Instrução 1> Copie, sem alterações, o trecho do texto sobre o Sermão da Montanha que começa pelas palavras que contêm "O Sermão da" e termina em "vida do Espírito.".
Instrução 2> Segundo o texto sobre o Sermão da Montanha, o que vem logo de início?
Instrução 3> Prossiga o texto sobre o Sermão da Montanha a partir da última frase apresentada.

Logo de início, vêm as oito Bem-Aventuranças, nas quais o Mestre proclama felizes, precisamente, aqueles que o mundo considera infelizes: os pobres, puros, mansos, pacificadores, perseguidos etc. Em seguida, chama a nossa atenção para a necessidade da prática dos ensinamentos que transmitia, estimulando, em nós, o que temos de melhor, convidando-nos a sermos perfeitos como o Pai Celestial o é. Percebemos, claramente, com isso, que a distinção entre felicidade e gozo, infelicidade e sofrimento é encontrada em todo o Evangelho, e só compreendida por aqueles que já despertaram para a consciência da sua condição de Espíritos imortais.

O Sermão da Montanha representa, assim, o mais violento contraste entre os padrões do homem material e o ideal do ser espiritual. Por ex: o homem material acha um absurdo amar os que não lhe querem bem, fazer bem aos que o caluniam; sofrer mais uma injustiça do que revidar a sofrida. Sob a perspectiva do homem que vive, essencialmente, as experiências materiais, ele tem razão. Mas Jesus nos convida a irmos além. Pede para entrarmos em uma nova dimensão de consciência, ultrapassando a materialidade e entrar em um campo inédito, grandioso, com uma visão cósmica do outro – prática da indulgência -, porque só assim entenderemos a constante transitoriedade de tudo que seja material, para nos atermos àquilo que é essencial e perene: a vida do Espírito.

Dados brutos>
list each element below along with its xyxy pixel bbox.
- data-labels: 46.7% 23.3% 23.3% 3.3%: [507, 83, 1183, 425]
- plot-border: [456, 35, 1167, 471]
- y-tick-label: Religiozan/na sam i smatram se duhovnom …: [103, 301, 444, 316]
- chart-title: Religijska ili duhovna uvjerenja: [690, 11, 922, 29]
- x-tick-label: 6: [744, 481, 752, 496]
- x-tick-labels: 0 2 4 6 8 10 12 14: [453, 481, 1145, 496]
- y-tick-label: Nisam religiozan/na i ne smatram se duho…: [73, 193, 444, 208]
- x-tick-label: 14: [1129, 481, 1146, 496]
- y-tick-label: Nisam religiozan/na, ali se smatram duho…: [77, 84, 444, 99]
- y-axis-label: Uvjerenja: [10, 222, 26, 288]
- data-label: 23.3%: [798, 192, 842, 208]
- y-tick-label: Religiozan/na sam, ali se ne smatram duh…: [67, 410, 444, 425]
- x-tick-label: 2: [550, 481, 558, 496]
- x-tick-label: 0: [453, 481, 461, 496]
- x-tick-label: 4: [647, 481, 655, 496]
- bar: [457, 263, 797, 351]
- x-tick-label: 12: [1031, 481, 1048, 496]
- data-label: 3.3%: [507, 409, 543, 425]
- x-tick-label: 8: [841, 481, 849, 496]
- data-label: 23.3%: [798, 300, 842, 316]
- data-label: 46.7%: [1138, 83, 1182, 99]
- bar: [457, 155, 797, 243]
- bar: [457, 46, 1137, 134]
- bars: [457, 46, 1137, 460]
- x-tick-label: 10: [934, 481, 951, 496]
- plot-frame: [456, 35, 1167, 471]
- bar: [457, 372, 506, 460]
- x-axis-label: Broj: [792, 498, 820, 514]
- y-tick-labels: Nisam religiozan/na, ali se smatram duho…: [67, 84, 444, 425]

Resultado 1>
O Sermão da Montanha representa, assim, o mais violento contraste entre os padrões do homem material e o ideal do ser espiritual. Por ex: o homem material acha um absurdo amar os que não lhe querem bem, fazer bem aos que o caluniam; sofrer mais uma injustiça do que revidar a sofrida. Sob a perspectiva do homem que vive, essencialmente, as experiências materiais, ele tem razão. Mas Jesus nos convida a irmos além. Pede para entrarmos em uma nova dimensão de consciência, ultrapassando a materialidade e entrar em um campo inédito, grandioso, com uma visão cósmica do outro – prática da indulgência -, porque só assim entenderemos a constante transitoriedade de tudo que seja material, para nos atermos àquilo que é essencial e perene: a vida do Espírito.

Resultado 2> As oito Bem-Aventuranças.

Resultado 3>
Como entender o advento do Reino de Deus, por exemplo, se cada homem, individualmente, não o realizou dentro de si mesmo? Somos esse homem e podemos fazer isso. Que tal reservar, em cada dia, um tempo “para se interiorizar no seu Eu Divino, no seu Cristo Interno” 4, revendo idéias, atitudes, buscando pensar e fazer melhor do que pensou e fez ontem? Que tal substituir valores materiais por valores divinos, esvaziando-se do humano e abastecendo-se de Deus, como na Parábola do Filho Pródigo, que se afasta do pai e, depois, arrependido, busca reencontrá-lo, vencendo suas imperfeições? (Lucas, 15: 11-32.).  Se desejamos viver com e como o Cristo, necessitamos viver uma vida cem por cento conosco e não nos iludir com paliativos e disfarces que encobrem a verdade sobre nós mesmos. E por termos essas dificuldades é que Jesus, tomado de compaixão pelo mundo, desceu das alturas e deixou seu sermão com consoladoras promessas, trazendo fé, resignação nas adversidades, mansidão nas lutas redentoras, misericórdia no meio da tirania e da loucura. Sabendo, por antecipação, que todo aquele que seguisse as Suas palavras seria injuriado e perseguido, recomendou  que não nos encolerizássemos contra o mal que nos fizessem, para que pudéssemos exemplificar a nossa existência.

Terminadas as “Bem-Aventuranças”, Jesus nos alerta para vivenciarmos esses ensinamentos, e por isso nos exalta, procurando destacar o que temos de melhor, mostrando que aqueles que seguem Suas palavras, que as exemplificam, são considerados o sal da terra, porque estão preservados da corrupção; que Seus ensinamentos são a luz espiritual do mundo que deve ser espalhada e não escondida. A luz destrói as trevas. O conhecimento destrói a ignorância. Assim é o discípulo de Jesus: todos o observam a ver se desmente com atos o que prega com as palavras.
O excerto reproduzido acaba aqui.